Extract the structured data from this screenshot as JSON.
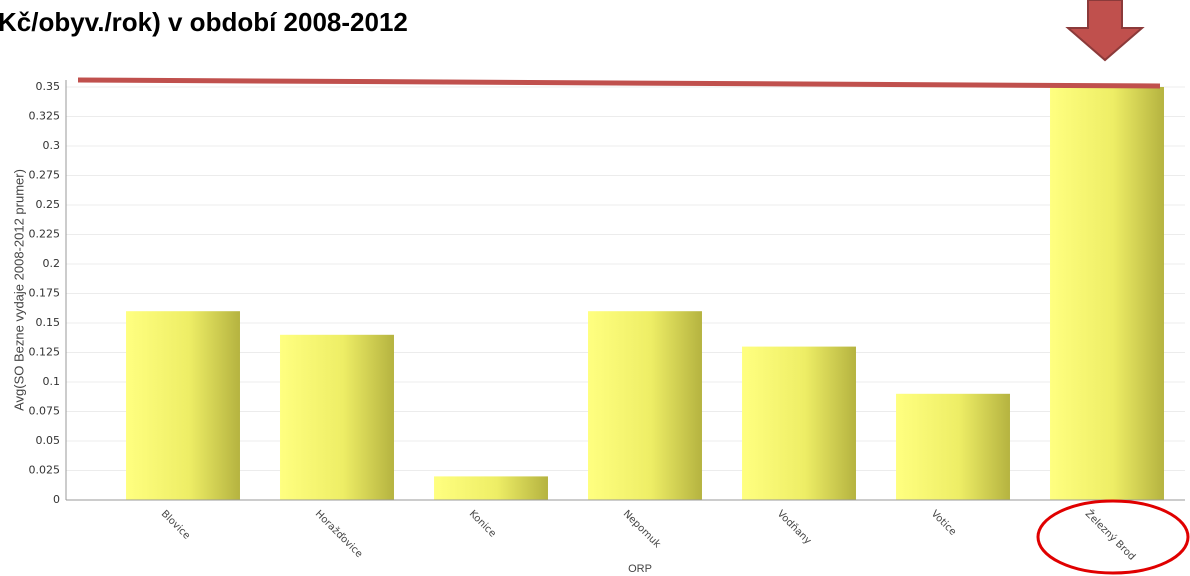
{
  "chart_data": {
    "type": "bar",
    "title": "Kč/obyv./rok) v období 2008-2012",
    "x_label": "ORP",
    "y_label": "Avg(SO Bezne vydaje 2008-2012 prumer)",
    "categories": [
      "Blovice",
      "Horažďovice",
      "Konice",
      "Nepomuk",
      "Vodňany",
      "Votice",
      "Železný Brod"
    ],
    "values": [
      0.16,
      0.14,
      0.02,
      0.16,
      0.13,
      0.09,
      0.35
    ],
    "color": "#ffff80",
    "ylim": [
      0,
      0.35
    ],
    "yticks": [
      0,
      0.025,
      0.05,
      0.075,
      0.1,
      0.125,
      0.15,
      0.175,
      0.2,
      0.225,
      0.25,
      0.275,
      0.3,
      0.325,
      0.35
    ],
    "grid": true
  }
}
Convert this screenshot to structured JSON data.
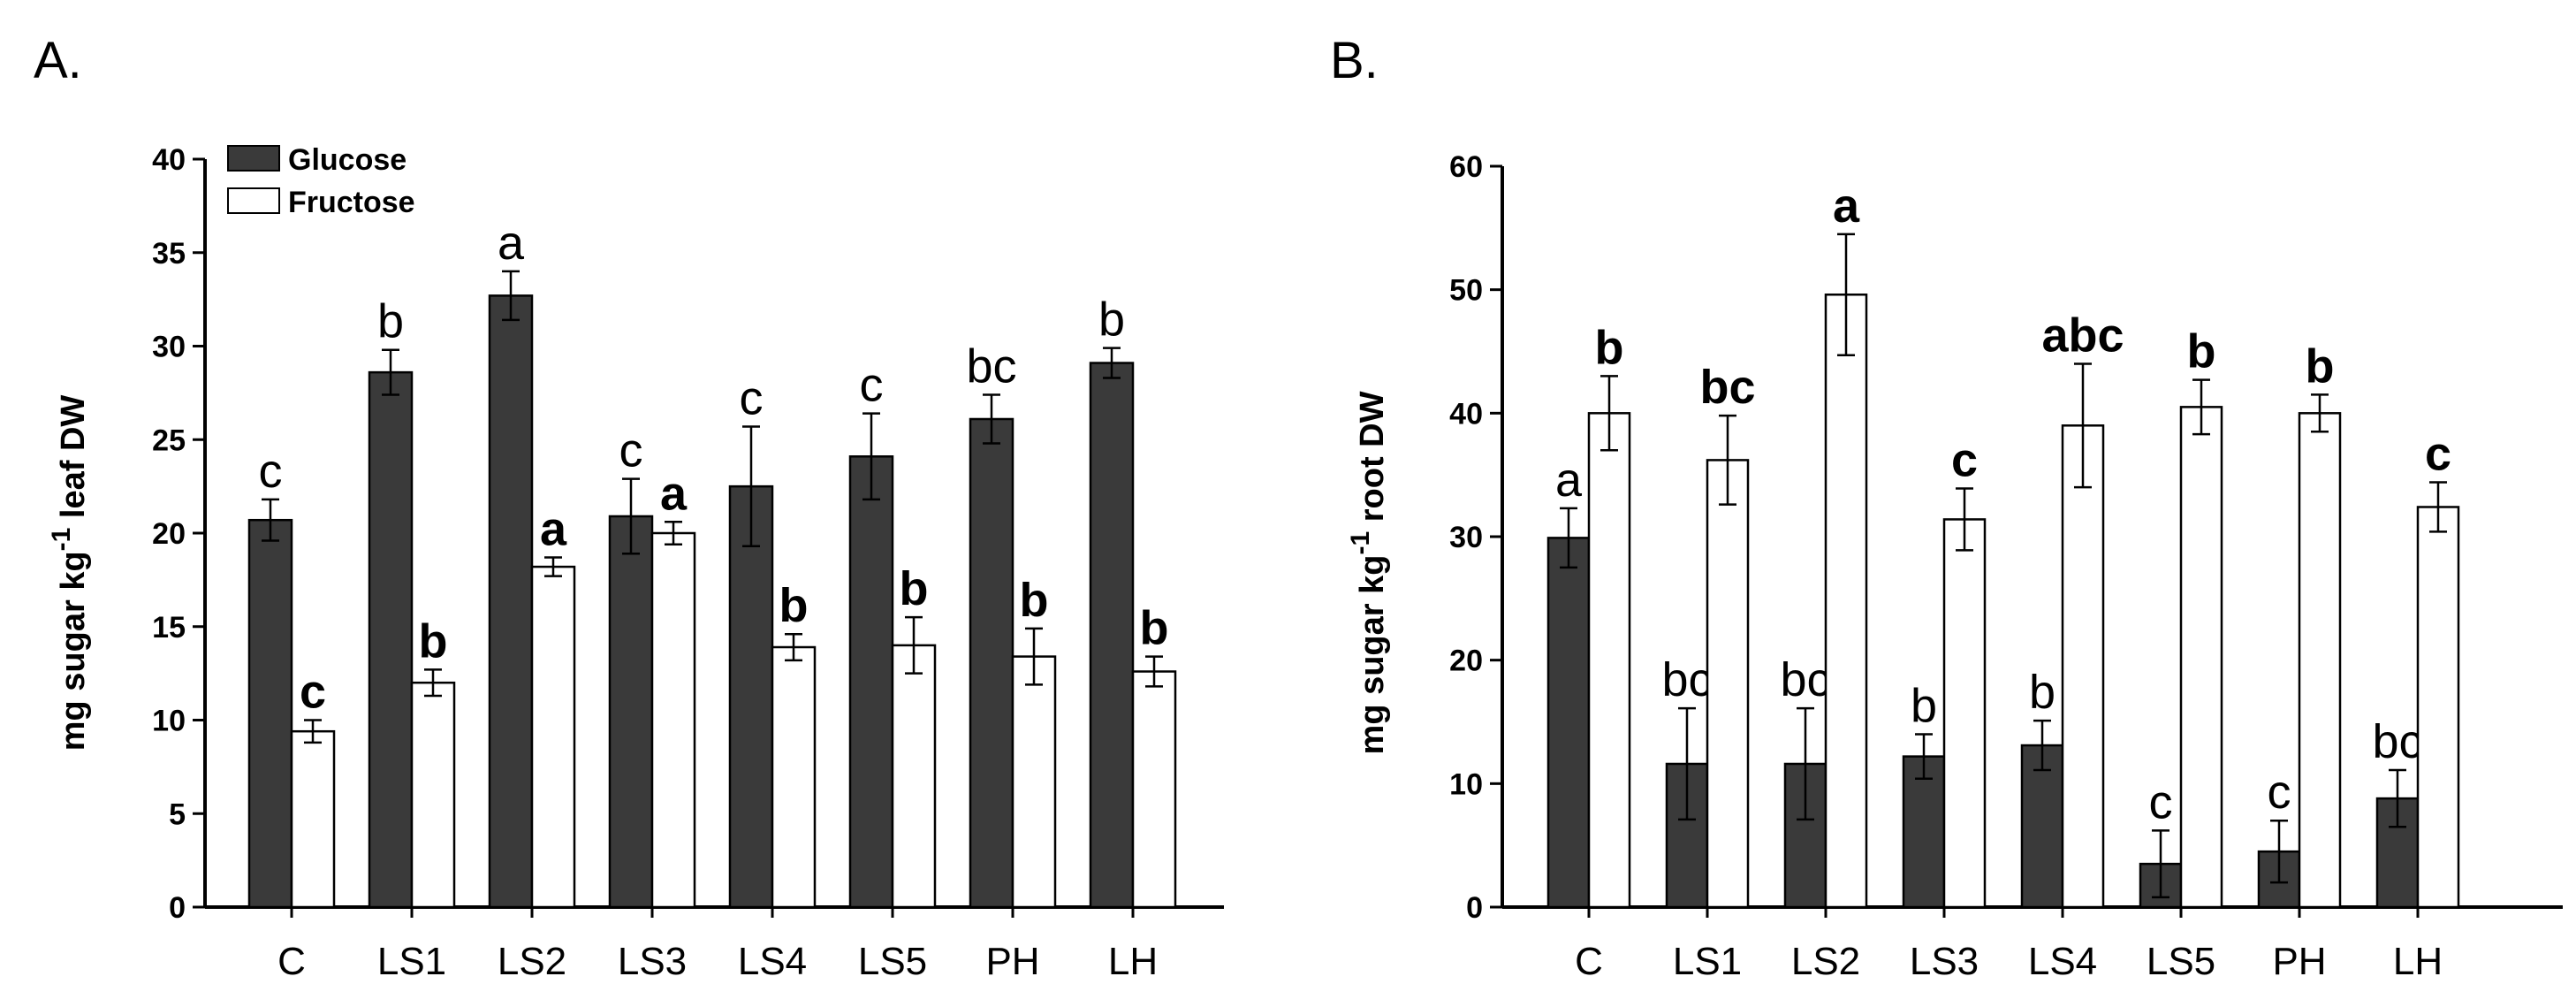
{
  "chart_data": [
    {
      "type": "bar",
      "panel_label": "A.",
      "title": "",
      "xlabel": "",
      "ylabel_main": "mg sugar kg",
      "ylabel_sup": "-1",
      "ylabel_tail": " leaf DW",
      "ylim": [
        0,
        40
      ],
      "yticks": [
        "0",
        "5",
        "10",
        "15",
        "20",
        "25",
        "30",
        "35",
        "40"
      ],
      "categories": [
        "C",
        "LS1",
        "LS2",
        "LS3",
        "LS4",
        "LS5",
        "PH",
        "LH"
      ],
      "legend": {
        "position": "top-left",
        "entries": [
          "Glucose",
          "Fructose"
        ]
      },
      "series": [
        {
          "name": "Glucose",
          "color": "#3a3a3a",
          "values": [
            20.7,
            28.6,
            32.7,
            20.9,
            22.5,
            24.1,
            26.1,
            29.1
          ],
          "errors": [
            1.1,
            1.2,
            1.3,
            2.0,
            3.2,
            2.3,
            1.3,
            0.8
          ],
          "labels": [
            "c",
            "b",
            "a",
            "c",
            "c",
            "c",
            "bc",
            "b"
          ],
          "label_bold": false
        },
        {
          "name": "Fructose",
          "color": "#ffffff",
          "values": [
            9.4,
            12.0,
            18.2,
            20.0,
            13.9,
            14.0,
            13.4,
            12.6
          ],
          "errors": [
            0.6,
            0.7,
            0.5,
            0.6,
            0.7,
            1.5,
            1.5,
            0.8
          ],
          "labels": [
            "c",
            "b",
            "a",
            "a",
            "b",
            "b",
            "b",
            "b"
          ],
          "label_bold": true
        }
      ]
    },
    {
      "type": "bar",
      "panel_label": "B.",
      "title": "",
      "xlabel": "",
      "ylabel_main": "mg sugar kg",
      "ylabel_sup": "-1",
      "ylabel_tail": " root DW",
      "ylim": [
        0,
        60
      ],
      "yticks": [
        "0",
        "10",
        "20",
        "30",
        "40",
        "50",
        "60"
      ],
      "categories": [
        "C",
        "LS1",
        "LS2",
        "LS3",
        "LS4",
        "LS5",
        "PH",
        "LH"
      ],
      "series": [
        {
          "name": "Glucose",
          "color": "#3a3a3a",
          "values": [
            29.9,
            11.6,
            11.6,
            12.2,
            13.1,
            3.5,
            4.5,
            8.8
          ],
          "errors": [
            2.4,
            4.5,
            4.5,
            1.8,
            2.0,
            2.7,
            2.5,
            2.3
          ],
          "labels": [
            "a",
            "bc",
            "bc",
            "b",
            "b",
            "c",
            "c",
            "bc"
          ],
          "label_bold": false
        },
        {
          "name": "Fructose",
          "color": "#ffffff",
          "values": [
            40.0,
            36.2,
            49.6,
            31.4,
            39.0,
            40.5,
            40.0,
            32.4
          ],
          "errors": [
            3.0,
            3.6,
            4.9,
            2.5,
            5.0,
            2.2,
            1.5,
            2.0
          ],
          "labels": [
            "b",
            "bc",
            "a",
            "c",
            "abc",
            "b",
            "b",
            "c"
          ],
          "label_bold": true
        }
      ]
    }
  ]
}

* * * * *

Reproduce the records verbatim, omitting all images they contain.

Exercise answer →
Extract the structured data from this screenshot as JSON.
{
  "chart_data": {
    "type": "bar",
    "title": "Kč/obyv./rok) v období 2008-2012",
    "x_label": "ORP",
    "y_label": "Avg(SO Bezne vydaje 2008-2012 prumer)",
    "categories": [
      "Blovice",
      "Horažďovice",
      "Konice",
      "Nepomuk",
      "Vodňany",
      "Votice",
      "Železný Brod"
    ],
    "values": [
      0.16,
      0.14,
      0.02,
      0.16,
      0.13,
      0.09,
      0.35
    ],
    "color": "#ffff80",
    "ylim": [
      0,
      0.35
    ],
    "yticks": [
      0,
      0.025,
      0.05,
      0.075,
      0.1,
      0.125,
      0.15,
      0.175,
      0.2,
      0.225,
      0.25,
      0.275,
      0.3,
      0.325,
      0.35
    ],
    "grid": true
  }
}
Convert this screenshot to structured JSON data.
{
  "chart_data": [
    {
      "type": "bar",
      "panel_label": "A.",
      "title": "",
      "xlabel": "",
      "ylabel_main": "mg sugar kg",
      "ylabel_sup": "-1",
      "ylabel_tail": " leaf DW",
      "ylim": [
        0,
        40
      ],
      "yticks": [
        "0",
        "5",
        "10",
        "15",
        "20",
        "25",
        "30",
        "35",
        "40"
      ],
      "categories": [
        "C",
        "LS1",
        "LS2",
        "LS3",
        "LS4",
        "LS5",
        "PH",
        "LH"
      ],
      "legend": {
        "position": "top-left",
        "entries": [
          "Glucose",
          "Fructose"
        ]
      },
      "series": [
        {
          "name": "Glucose",
          "color": "#3a3a3a",
          "values": [
            20.7,
            28.6,
            32.7,
            20.9,
            22.5,
            24.1,
            26.1,
            29.1
          ],
          "errors": [
            1.1,
            1.2,
            1.3,
            2.0,
            3.2,
            2.3,
            1.3,
            0.8
          ],
          "labels": [
            "c",
            "b",
            "a",
            "c",
            "c",
            "c",
            "bc",
            "b"
          ],
          "label_bold": false
        },
        {
          "name": "Fructose",
          "color": "#ffffff",
          "values": [
            9.4,
            12.0,
            18.2,
            20.0,
            13.9,
            14.0,
            13.4,
            12.6
          ],
          "errors": [
            0.6,
            0.7,
            0.5,
            0.6,
            0.7,
            1.5,
            1.5,
            0.8
          ],
          "labels": [
            "c",
            "b",
            "a",
            "a",
            "b",
            "b",
            "b",
            "b"
          ],
          "label_bold": true
        }
      ]
    },
    {
      "type": "bar",
      "panel_label": "B.",
      "title": "",
      "xlabel": "",
      "ylabel_main": "mg sugar kg",
      "ylabel_sup": "-1",
      "ylabel_tail": " root DW",
      "ylim": [
        0,
        60
      ],
      "yticks": [
        "0",
        "10",
        "20",
        "30",
        "40",
        "50",
        "60"
      ],
      "categories": [
        "C",
        "LS1",
        "LS2",
        "LS3",
        "LS4",
        "LS5",
        "PH",
        "LH"
      ],
      "series": [
        {
          "name": "Glucose",
          "color": "#3a3a3a",
          "values": [
            29.9,
            11.6,
            11.6,
            12.2,
            13.1,
            3.5,
            4.5,
            8.8
          ],
          "errors": [
            2.4,
            4.5,
            4.5,
            1.8,
            2.0,
            2.7,
            2.5,
            2.3
          ],
          "labels": [
            "a",
            "bc",
            "bc",
            "b",
            "b",
            "c",
            "c",
            "bc"
          ],
          "label_bold": false
        },
        {
          "name": "Fructose",
          "color": "#ffffff",
          "values": [
            40.0,
            36.2,
            49.6,
            31.4,
            39.0,
            40.5,
            40.0,
            32.4
          ],
          "errors": [
            3.0,
            3.6,
            4.9,
            2.5,
            5.0,
            2.2,
            1.5,
            2.0
          ],
          "labels": [
            "b",
            "bc",
            "a",
            "c",
            "abc",
            "b",
            "b",
            "c"
          ],
          "label_bold": true
        }
      ]
    }
  ]
}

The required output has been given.